■ **THE PROBLEM**
Search the listing for the string "PLACE" and copy every line that contains it.
****************************************
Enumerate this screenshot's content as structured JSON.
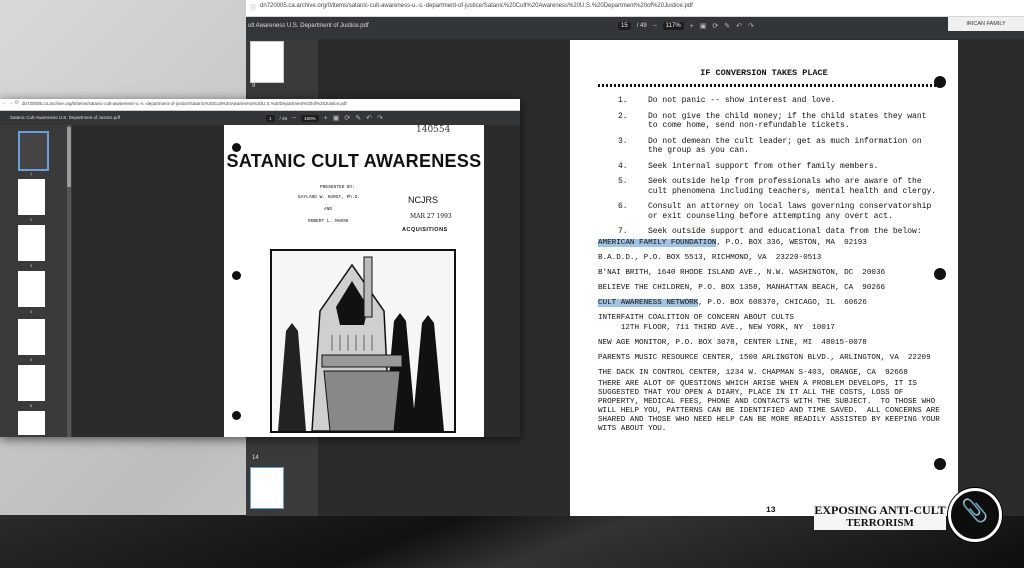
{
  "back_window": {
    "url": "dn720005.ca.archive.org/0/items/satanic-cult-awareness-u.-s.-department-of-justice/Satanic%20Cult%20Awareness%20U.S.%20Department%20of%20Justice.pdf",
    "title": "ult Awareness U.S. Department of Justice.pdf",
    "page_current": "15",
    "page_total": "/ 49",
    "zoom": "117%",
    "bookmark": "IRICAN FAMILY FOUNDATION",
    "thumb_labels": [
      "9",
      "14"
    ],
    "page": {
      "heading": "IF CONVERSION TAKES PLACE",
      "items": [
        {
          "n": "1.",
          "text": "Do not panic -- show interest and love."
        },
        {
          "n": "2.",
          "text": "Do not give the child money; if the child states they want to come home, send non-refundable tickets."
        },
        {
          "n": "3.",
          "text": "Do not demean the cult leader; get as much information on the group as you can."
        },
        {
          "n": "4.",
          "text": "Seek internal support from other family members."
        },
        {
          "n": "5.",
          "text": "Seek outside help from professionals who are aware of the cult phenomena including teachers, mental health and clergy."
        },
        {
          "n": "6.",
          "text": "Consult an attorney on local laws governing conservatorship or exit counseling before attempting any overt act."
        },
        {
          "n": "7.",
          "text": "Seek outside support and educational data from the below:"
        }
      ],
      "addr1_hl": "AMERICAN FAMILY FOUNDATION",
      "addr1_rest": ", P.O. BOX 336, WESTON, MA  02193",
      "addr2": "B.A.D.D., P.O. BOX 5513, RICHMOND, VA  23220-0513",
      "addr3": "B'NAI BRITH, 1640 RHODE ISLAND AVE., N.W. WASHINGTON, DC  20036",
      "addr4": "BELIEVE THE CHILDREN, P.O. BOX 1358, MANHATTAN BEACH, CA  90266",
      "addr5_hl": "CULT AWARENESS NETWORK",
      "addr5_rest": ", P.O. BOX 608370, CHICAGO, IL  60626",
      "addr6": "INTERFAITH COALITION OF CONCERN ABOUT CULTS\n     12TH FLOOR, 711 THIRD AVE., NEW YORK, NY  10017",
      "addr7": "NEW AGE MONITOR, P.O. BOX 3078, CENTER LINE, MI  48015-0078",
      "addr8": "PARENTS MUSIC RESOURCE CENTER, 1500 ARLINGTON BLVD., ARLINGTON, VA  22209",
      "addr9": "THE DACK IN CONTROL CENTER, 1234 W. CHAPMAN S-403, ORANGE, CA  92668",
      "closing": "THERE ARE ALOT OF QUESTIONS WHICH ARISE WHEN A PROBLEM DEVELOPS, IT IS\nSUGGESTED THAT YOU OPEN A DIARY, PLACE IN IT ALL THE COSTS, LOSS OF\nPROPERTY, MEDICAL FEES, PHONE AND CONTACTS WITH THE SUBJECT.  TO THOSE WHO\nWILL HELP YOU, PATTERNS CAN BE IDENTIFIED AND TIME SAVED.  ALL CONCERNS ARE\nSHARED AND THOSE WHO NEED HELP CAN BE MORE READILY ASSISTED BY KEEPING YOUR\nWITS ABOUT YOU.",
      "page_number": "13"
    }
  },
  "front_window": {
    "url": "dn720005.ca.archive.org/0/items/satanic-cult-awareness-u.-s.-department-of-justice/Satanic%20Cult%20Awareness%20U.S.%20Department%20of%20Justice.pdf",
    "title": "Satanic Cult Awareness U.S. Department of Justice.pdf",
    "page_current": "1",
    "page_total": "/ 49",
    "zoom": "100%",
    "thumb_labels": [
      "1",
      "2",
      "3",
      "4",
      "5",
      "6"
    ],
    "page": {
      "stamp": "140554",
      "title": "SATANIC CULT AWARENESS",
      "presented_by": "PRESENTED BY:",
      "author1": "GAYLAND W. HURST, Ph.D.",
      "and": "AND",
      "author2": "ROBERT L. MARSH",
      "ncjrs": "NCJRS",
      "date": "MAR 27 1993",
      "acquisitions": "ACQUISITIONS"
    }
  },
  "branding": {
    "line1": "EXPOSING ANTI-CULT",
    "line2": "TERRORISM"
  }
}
****************************************
■ **REPLY**
      "heading": "IF CONVERSION TAKES PLACE",
      "closing": "THERE ARE ALOT OF QUESTIONS WHICH ARISE WHEN A PROBLEM DEVELOPS, IT IS\nSUGGESTED THAT YOU OPEN A DIARY, PLACE IN IT ALL THE COSTS, LOSS OF\nPROPERTY, MEDICAL FEES, PHONE AND CONTACTS WITH THE SUBJECT.  TO THOSE WHO\nWILL HELP YOU, PATTERNS CAN BE IDENTIFIED AND TIME SAVED.  ALL CONCERNS ARE\nSHARED AND THOSE WHO NEED HELP CAN BE MORE READILY ASSISTED BY KEEPING YOUR\nWITS ABOUT YOU.",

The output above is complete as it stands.